#### EXERCISE DETAILS
Check each line of the entries below for the string "lightning"; copy every line where it appears.

#### EXERCISE INPUT
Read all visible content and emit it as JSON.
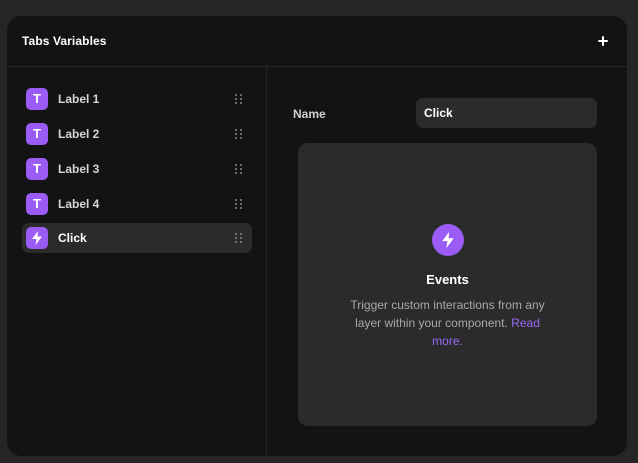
{
  "header": {
    "title": "Tabs Variables",
    "add_icon": "plus-icon"
  },
  "sidebar": {
    "items": [
      {
        "label": "Label 1",
        "icon": "text-icon",
        "glyph": "T",
        "selected": false
      },
      {
        "label": "Label 2",
        "icon": "text-icon",
        "glyph": "T",
        "selected": false
      },
      {
        "label": "Label 3",
        "icon": "text-icon",
        "glyph": "T",
        "selected": false
      },
      {
        "label": "Label 4",
        "icon": "text-icon",
        "glyph": "T",
        "selected": false
      },
      {
        "label": "Click",
        "icon": "lightning-icon",
        "selected": true
      }
    ],
    "drag_icon": "drag-handle-icon"
  },
  "detail": {
    "name_label": "Name",
    "name_value": "Click",
    "events": {
      "icon": "lightning-icon",
      "title": "Events",
      "description": "Trigger custom interactions from any layer within your component.",
      "link_text": "Read more."
    }
  },
  "colors": {
    "accent": "#9a5cf5",
    "link": "#9a6bf5",
    "panel_bg": "#131313",
    "card_bg": "#2b2b2b",
    "page_bg": "#262626"
  }
}
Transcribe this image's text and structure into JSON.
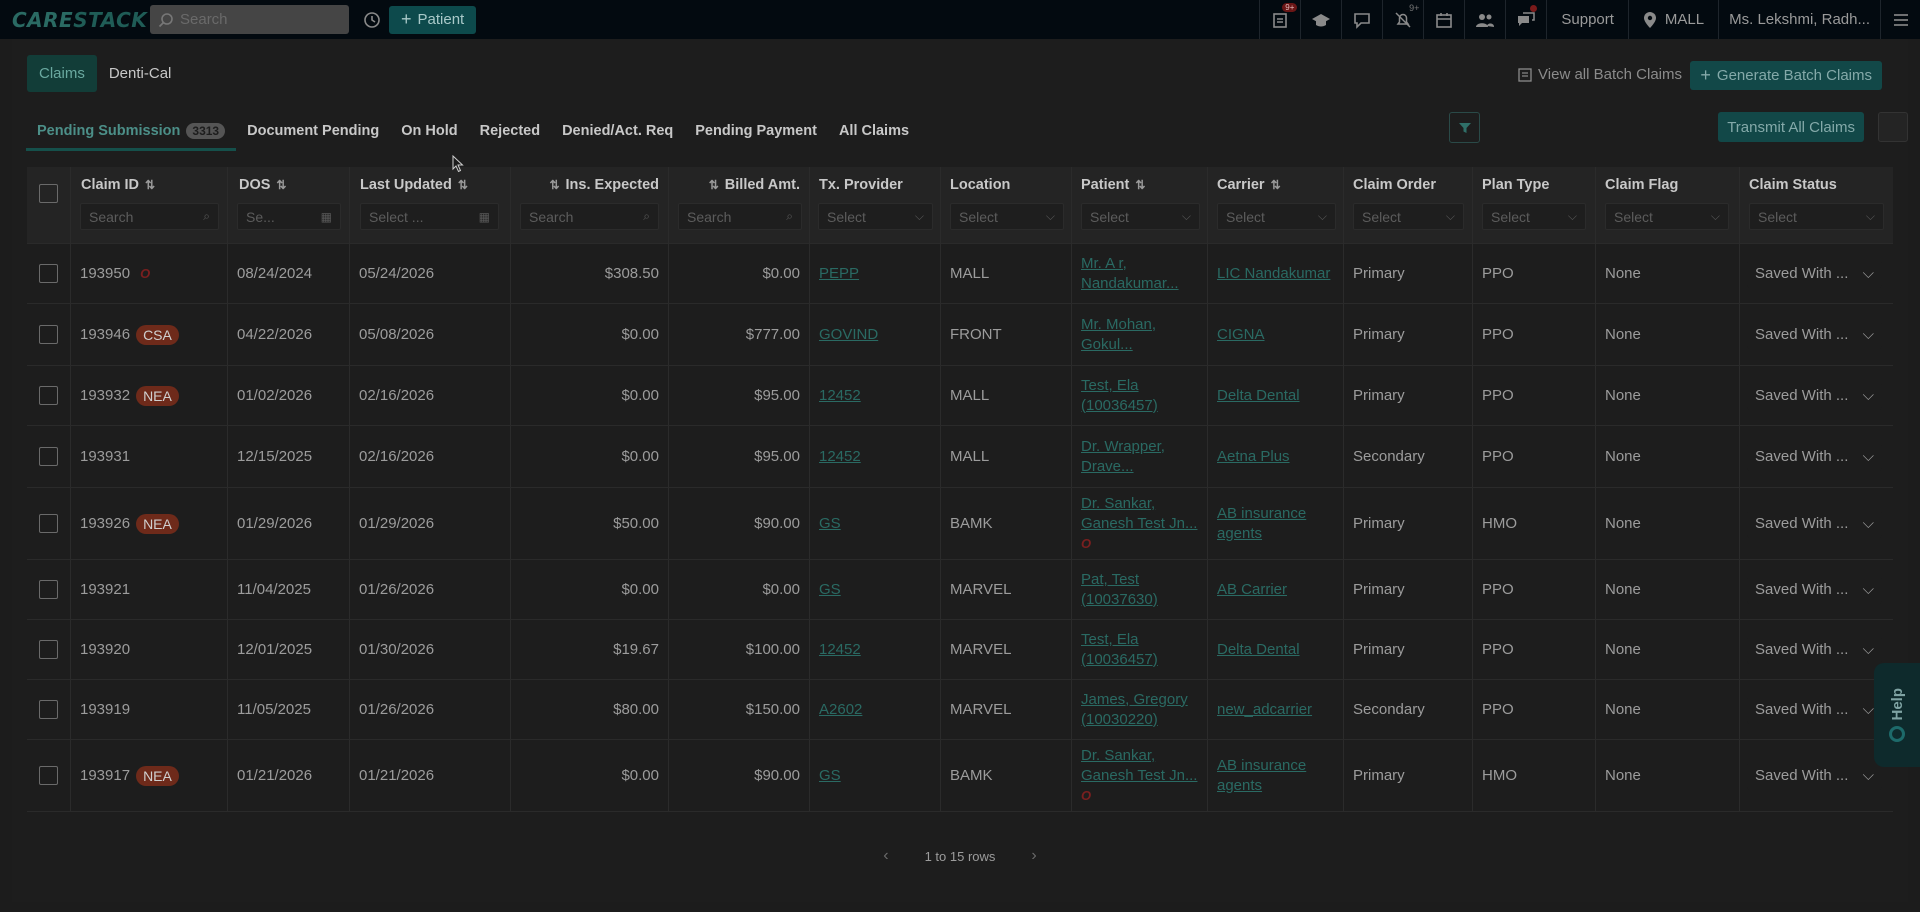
{
  "app": {
    "logo": "CARESTACK",
    "logo_a": "CARE",
    "logo_b": "STACK"
  },
  "topbar": {
    "search_placeholder": "Search",
    "add_patient_label": "Patient",
    "badge_tasks": "9+",
    "badge_notify": "9+",
    "support_label": "Support",
    "location_label": "MALL",
    "user_label": "Ms. Lekshmi, Radh..."
  },
  "subtabs": [
    {
      "label": "Claims",
      "active": true
    },
    {
      "label": "Denti-Cal",
      "active": false
    }
  ],
  "actions": {
    "view_batch_label": "View all Batch Claims",
    "generate_batch_label": "Generate Batch Claims",
    "transmit_label": "Transmit All Claims"
  },
  "tabs": [
    {
      "label": "Pending Submission",
      "count": "3313",
      "active": true
    },
    {
      "label": "Document Pending"
    },
    {
      "label": "On Hold"
    },
    {
      "label": "Rejected"
    },
    {
      "label": "Denied/Act. Req"
    },
    {
      "label": "Pending Payment"
    },
    {
      "label": "All Claims"
    }
  ],
  "columns": {
    "claim_id": {
      "label": "Claim ID",
      "placeholder": "Search"
    },
    "dos": {
      "label": "DOS",
      "placeholder": "Se..."
    },
    "last_updated": {
      "label": "Last Updated",
      "placeholder": "Select ..."
    },
    "ins_expected": {
      "label": "Ins. Expected",
      "placeholder": "Search"
    },
    "billed_amt": {
      "label": "Billed Amt.",
      "placeholder": "Search"
    },
    "tx_provider": {
      "label": "Tx. Provider",
      "placeholder": "Select"
    },
    "location": {
      "label": "Location",
      "placeholder": "Select"
    },
    "patient": {
      "label": "Patient",
      "placeholder": "Select"
    },
    "carrier": {
      "label": "Carrier",
      "placeholder": "Select"
    },
    "claim_order": {
      "label": "Claim Order",
      "placeholder": "Select"
    },
    "plan_type": {
      "label": "Plan Type",
      "placeholder": "Select"
    },
    "claim_flag": {
      "label": "Claim Flag",
      "placeholder": "Select"
    },
    "claim_status": {
      "label": "Claim Status",
      "placeholder": "Select"
    }
  },
  "rows": [
    {
      "id": "193950",
      "tag": "",
      "o": true,
      "dos": "08/24/2024",
      "updated": "05/24/2026",
      "ins": "$308.50",
      "billed": "$0.00",
      "provider": "PEPP",
      "location": "MALL",
      "patient1": "Mr. A r,",
      "patient2": "Nandakumar...",
      "patient_o": false,
      "carrier1": "LIC Nandakumar",
      "carrier2": "",
      "order": "Primary",
      "plan": "PPO",
      "flag": "None",
      "status": "Saved With ..."
    },
    {
      "id": "193946",
      "tag": "CSA",
      "o": false,
      "dos": "04/22/2026",
      "updated": "05/08/2026",
      "ins": "$0.00",
      "billed": "$777.00",
      "provider": "GOVIND",
      "location": "FRONT",
      "patient1": "Mr. Mohan,",
      "patient2": "Gokul...",
      "patient_o": false,
      "carrier1": "CIGNA",
      "carrier2": "",
      "order": "Primary",
      "plan": "PPO",
      "flag": "None",
      "status": "Saved With ..."
    },
    {
      "id": "193932",
      "tag": "NEA",
      "o": false,
      "dos": "01/02/2026",
      "updated": "02/16/2026",
      "ins": "$0.00",
      "billed": "$95.00",
      "provider": "12452",
      "location": "MALL",
      "patient1": "Test, Ela",
      "patient2": "(10036457)",
      "patient_o": false,
      "carrier1": "Delta Dental",
      "carrier2": "",
      "order": "Primary",
      "plan": "PPO",
      "flag": "None",
      "status": "Saved With ..."
    },
    {
      "id": "193931",
      "tag": "",
      "o": false,
      "dos": "12/15/2025",
      "updated": "02/16/2026",
      "ins": "$0.00",
      "billed": "$95.00",
      "provider": "12452",
      "location": "MALL",
      "patient1": "Dr. Wrapper,",
      "patient2": "Drave...",
      "patient_o": false,
      "carrier1": "Aetna Plus",
      "carrier2": "",
      "order": "Secondary",
      "plan": "PPO",
      "flag": "None",
      "status": "Saved With ..."
    },
    {
      "id": "193926",
      "tag": "NEA",
      "o": false,
      "dos": "01/29/2026",
      "updated": "01/29/2026",
      "ins": "$50.00",
      "billed": "$90.00",
      "provider": "GS",
      "location": "BAMK",
      "patient1": "Dr. Sankar,",
      "patient2": "Ganesh Test Jn...",
      "patient_o": true,
      "carrier1": "AB insurance",
      "carrier2": "agents",
      "order": "Primary",
      "plan": "HMO",
      "flag": "None",
      "status": "Saved With ..."
    },
    {
      "id": "193921",
      "tag": "",
      "o": false,
      "dos": "11/04/2025",
      "updated": "01/26/2026",
      "ins": "$0.00",
      "billed": "$0.00",
      "provider": "GS",
      "location": "MARVEL",
      "patient1": "Pat, Test",
      "patient2": "(10037630)",
      "patient_o": false,
      "carrier1": "AB Carrier",
      "carrier2": "",
      "order": "Primary",
      "plan": "PPO",
      "flag": "None",
      "status": "Saved With ..."
    },
    {
      "id": "193920",
      "tag": "",
      "o": false,
      "dos": "12/01/2025",
      "updated": "01/30/2026",
      "ins": "$19.67",
      "billed": "$100.00",
      "provider": "12452",
      "location": "MARVEL",
      "patient1": "Test, Ela",
      "patient2": "(10036457)",
      "patient_o": false,
      "carrier1": "Delta Dental",
      "carrier2": "",
      "order": "Primary",
      "plan": "PPO",
      "flag": "None",
      "status": "Saved With ..."
    },
    {
      "id": "193919",
      "tag": "",
      "o": false,
      "dos": "11/05/2025",
      "updated": "01/26/2026",
      "ins": "$80.00",
      "billed": "$150.00",
      "provider": "A2602",
      "location": "MARVEL",
      "patient1": "James, Gregory",
      "patient2": "(10030220)",
      "patient_o": false,
      "carrier1": "new_adcarrier",
      "carrier2": "",
      "order": "Secondary",
      "plan": "PPO",
      "flag": "None",
      "status": "Saved With ..."
    },
    {
      "id": "193917",
      "tag": "NEA",
      "o": false,
      "dos": "01/21/2026",
      "updated": "01/21/2026",
      "ins": "$0.00",
      "billed": "$90.00",
      "provider": "GS",
      "location": "BAMK",
      "patient1": "Dr. Sankar,",
      "patient2": "Ganesh Test Jn...",
      "patient_o": true,
      "carrier1": "AB insurance",
      "carrier2": "agents",
      "order": "Primary",
      "plan": "HMO",
      "flag": "None",
      "status": "Saved With ..."
    }
  ],
  "o_marker": "O",
  "pager": {
    "label": "1 to 15 rows"
  },
  "help": {
    "label": "Help"
  },
  "colors": {
    "accent": "#2a6a63",
    "badge": "#6e2a1a",
    "topbar": "#030a10"
  }
}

#### SOLUTION TO THE EXERCISE
        "icon": "lightning-icon",
      "icon": "lightning-icon",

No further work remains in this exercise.